** SHORT TASK **
Print every line of the items below without changing a single character.

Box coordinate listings
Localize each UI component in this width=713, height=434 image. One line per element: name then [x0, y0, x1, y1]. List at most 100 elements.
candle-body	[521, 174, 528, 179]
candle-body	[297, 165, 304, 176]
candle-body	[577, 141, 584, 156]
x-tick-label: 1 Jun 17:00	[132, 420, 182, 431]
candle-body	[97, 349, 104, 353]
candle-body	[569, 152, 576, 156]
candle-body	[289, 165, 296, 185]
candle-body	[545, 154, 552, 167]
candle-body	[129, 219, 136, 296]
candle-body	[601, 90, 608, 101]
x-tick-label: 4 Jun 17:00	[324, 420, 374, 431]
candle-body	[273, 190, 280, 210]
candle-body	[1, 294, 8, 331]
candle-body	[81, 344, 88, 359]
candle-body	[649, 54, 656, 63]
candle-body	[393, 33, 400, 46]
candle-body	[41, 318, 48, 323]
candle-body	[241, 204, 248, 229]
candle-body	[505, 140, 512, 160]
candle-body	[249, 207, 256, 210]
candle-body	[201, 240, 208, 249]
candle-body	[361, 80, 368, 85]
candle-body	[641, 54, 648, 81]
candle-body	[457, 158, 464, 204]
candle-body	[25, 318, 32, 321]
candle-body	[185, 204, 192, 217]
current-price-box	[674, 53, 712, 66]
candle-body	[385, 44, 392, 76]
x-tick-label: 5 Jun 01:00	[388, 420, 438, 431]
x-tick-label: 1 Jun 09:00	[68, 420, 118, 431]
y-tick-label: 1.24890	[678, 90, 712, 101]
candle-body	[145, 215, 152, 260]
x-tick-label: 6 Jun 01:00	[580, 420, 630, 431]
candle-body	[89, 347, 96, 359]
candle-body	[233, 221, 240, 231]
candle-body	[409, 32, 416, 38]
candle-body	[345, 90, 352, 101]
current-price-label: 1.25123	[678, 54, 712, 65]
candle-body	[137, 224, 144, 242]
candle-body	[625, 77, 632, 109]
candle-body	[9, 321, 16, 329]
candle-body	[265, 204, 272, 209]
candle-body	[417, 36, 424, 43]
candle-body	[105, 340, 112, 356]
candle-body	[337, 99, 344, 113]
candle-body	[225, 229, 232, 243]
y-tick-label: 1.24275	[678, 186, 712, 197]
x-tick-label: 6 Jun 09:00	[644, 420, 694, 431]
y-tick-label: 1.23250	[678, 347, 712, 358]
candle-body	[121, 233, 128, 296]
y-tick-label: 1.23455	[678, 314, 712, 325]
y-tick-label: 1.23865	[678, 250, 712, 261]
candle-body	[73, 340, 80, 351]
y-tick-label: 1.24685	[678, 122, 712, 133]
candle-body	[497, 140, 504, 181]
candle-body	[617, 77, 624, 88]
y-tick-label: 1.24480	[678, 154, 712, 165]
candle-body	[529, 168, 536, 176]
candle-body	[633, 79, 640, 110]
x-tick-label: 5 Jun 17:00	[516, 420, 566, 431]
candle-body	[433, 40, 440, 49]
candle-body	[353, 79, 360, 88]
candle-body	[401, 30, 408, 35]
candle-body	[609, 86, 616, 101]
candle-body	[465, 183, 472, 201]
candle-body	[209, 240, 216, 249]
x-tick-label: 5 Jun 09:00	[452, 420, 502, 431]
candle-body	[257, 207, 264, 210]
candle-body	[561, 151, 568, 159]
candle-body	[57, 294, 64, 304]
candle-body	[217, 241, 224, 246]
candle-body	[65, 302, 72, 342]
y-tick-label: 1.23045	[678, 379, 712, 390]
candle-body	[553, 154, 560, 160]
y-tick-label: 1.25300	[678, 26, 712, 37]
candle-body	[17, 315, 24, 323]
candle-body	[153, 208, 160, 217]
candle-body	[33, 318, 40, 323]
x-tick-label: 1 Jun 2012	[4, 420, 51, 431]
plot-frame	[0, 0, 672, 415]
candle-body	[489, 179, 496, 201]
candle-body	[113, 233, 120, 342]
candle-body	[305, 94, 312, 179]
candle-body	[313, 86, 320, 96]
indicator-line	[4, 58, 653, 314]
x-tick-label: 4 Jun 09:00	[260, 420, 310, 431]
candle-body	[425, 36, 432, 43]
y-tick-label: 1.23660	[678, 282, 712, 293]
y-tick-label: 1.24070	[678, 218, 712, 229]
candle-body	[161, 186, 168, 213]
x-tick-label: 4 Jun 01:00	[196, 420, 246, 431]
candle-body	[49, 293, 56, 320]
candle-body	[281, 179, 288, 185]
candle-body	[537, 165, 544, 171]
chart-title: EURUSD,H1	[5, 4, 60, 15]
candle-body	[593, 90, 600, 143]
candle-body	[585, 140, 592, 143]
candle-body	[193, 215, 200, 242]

** TASK OUTPUT **
Localize each UI component in this width=713, height=434 image. One line per element: name then [x0, y0, x1, y1]. List at most 100 elements.
candle-body	[521, 174, 528, 179]
candle-body	[297, 165, 304, 176]
candle-body	[577, 141, 584, 156]
x-tick-label: 1 Jun 17:00	[132, 420, 182, 431]
candle-body	[97, 349, 104, 353]
candle-body	[569, 152, 576, 156]
candle-body	[289, 165, 296, 185]
candle-body	[545, 154, 552, 167]
candle-body	[129, 219, 136, 296]
candle-body	[601, 90, 608, 101]
x-tick-label: 4 Jun 17:00	[324, 420, 374, 431]
candle-body	[273, 190, 280, 210]
candle-body	[1, 294, 8, 331]
candle-body	[81, 344, 88, 359]
candle-body	[649, 54, 656, 63]
candle-body	[393, 33, 400, 46]
candle-body	[41, 318, 48, 323]
candle-body	[241, 204, 248, 229]
candle-body	[505, 140, 512, 160]
candle-body	[249, 207, 256, 210]
candle-body	[201, 240, 208, 249]
candle-body	[361, 80, 368, 85]
candle-body	[641, 54, 648, 81]
candle-body	[457, 158, 464, 204]
candle-body	[25, 318, 32, 321]
candle-body	[185, 204, 192, 217]
current-price-box	[674, 53, 712, 66]
candle-body	[385, 44, 392, 76]
x-tick-label: 5 Jun 01:00	[388, 420, 438, 431]
x-tick-label: 1 Jun 09:00	[68, 420, 118, 431]
y-tick-label: 1.24890	[678, 90, 712, 101]
candle-body	[145, 215, 152, 260]
x-tick-label: 6 Jun 01:00	[580, 420, 630, 431]
candle-body	[89, 347, 96, 359]
candle-body	[233, 221, 240, 231]
candle-body	[409, 32, 416, 38]
candle-body	[345, 90, 352, 101]
current-price-label: 1.25123	[678, 54, 712, 65]
candle-body	[137, 224, 144, 242]
candle-body	[625, 77, 632, 109]
candle-body	[9, 321, 16, 329]
candle-body	[265, 204, 272, 209]
candle-body	[417, 36, 424, 43]
candle-body	[105, 340, 112, 356]
candle-body	[337, 99, 344, 113]
candle-body	[225, 229, 232, 243]
y-tick-label: 1.24275	[678, 186, 712, 197]
x-tick-label: 6 Jun 09:00	[644, 420, 694, 431]
y-tick-label: 1.23250	[678, 347, 712, 358]
candle-body	[121, 233, 128, 296]
y-tick-label: 1.23455	[678, 314, 712, 325]
y-tick-label: 1.23865	[678, 250, 712, 261]
candle-body	[73, 340, 80, 351]
y-tick-label: 1.24685	[678, 122, 712, 133]
candle-body	[497, 140, 504, 181]
candle-body	[617, 77, 624, 88]
y-tick-label: 1.24480	[678, 154, 712, 165]
candle-body	[529, 168, 536, 176]
candle-body	[633, 79, 640, 110]
x-tick-label: 5 Jun 17:00	[516, 420, 566, 431]
candle-body	[433, 40, 440, 49]
candle-body	[353, 79, 360, 88]
candle-body	[401, 30, 408, 35]
candle-body	[609, 86, 616, 101]
candle-body	[465, 183, 472, 201]
candle-body	[209, 240, 216, 249]
x-tick-label: 5 Jun 09:00	[452, 420, 502, 431]
candle-body	[257, 207, 264, 210]
candle-body	[561, 151, 568, 159]
candle-body	[57, 294, 64, 304]
candle-body	[217, 241, 224, 246]
candle-body	[65, 302, 72, 342]
y-tick-label: 1.23045	[678, 379, 712, 390]
candle-body	[553, 154, 560, 160]
y-tick-label: 1.25300	[678, 26, 712, 37]
candle-body	[17, 315, 24, 323]
candle-body	[153, 208, 160, 217]
candle-body	[33, 318, 40, 323]
x-tick-label: 1 Jun 2012	[4, 420, 51, 431]
plot-frame	[0, 0, 672, 415]
candle-body	[489, 179, 496, 201]
candle-body	[113, 233, 120, 342]
candle-body	[305, 94, 312, 179]
candle-body	[313, 86, 320, 96]
indicator-line	[4, 58, 653, 314]
x-tick-label: 4 Jun 09:00	[260, 420, 310, 431]
candle-body	[425, 36, 432, 43]
y-tick-label: 1.23660	[678, 282, 712, 293]
y-tick-label: 1.24070	[678, 218, 712, 229]
candle-body	[161, 186, 168, 213]
x-tick-label: 4 Jun 01:00	[196, 420, 246, 431]
candle-body	[49, 293, 56, 320]
candle-body	[281, 179, 288, 185]
candle-body	[537, 165, 544, 171]
chart-title: EURUSD,H1	[5, 4, 60, 15]
candle-body	[593, 90, 600, 143]
candle-body	[585, 140, 592, 143]
candle-body	[193, 215, 200, 242]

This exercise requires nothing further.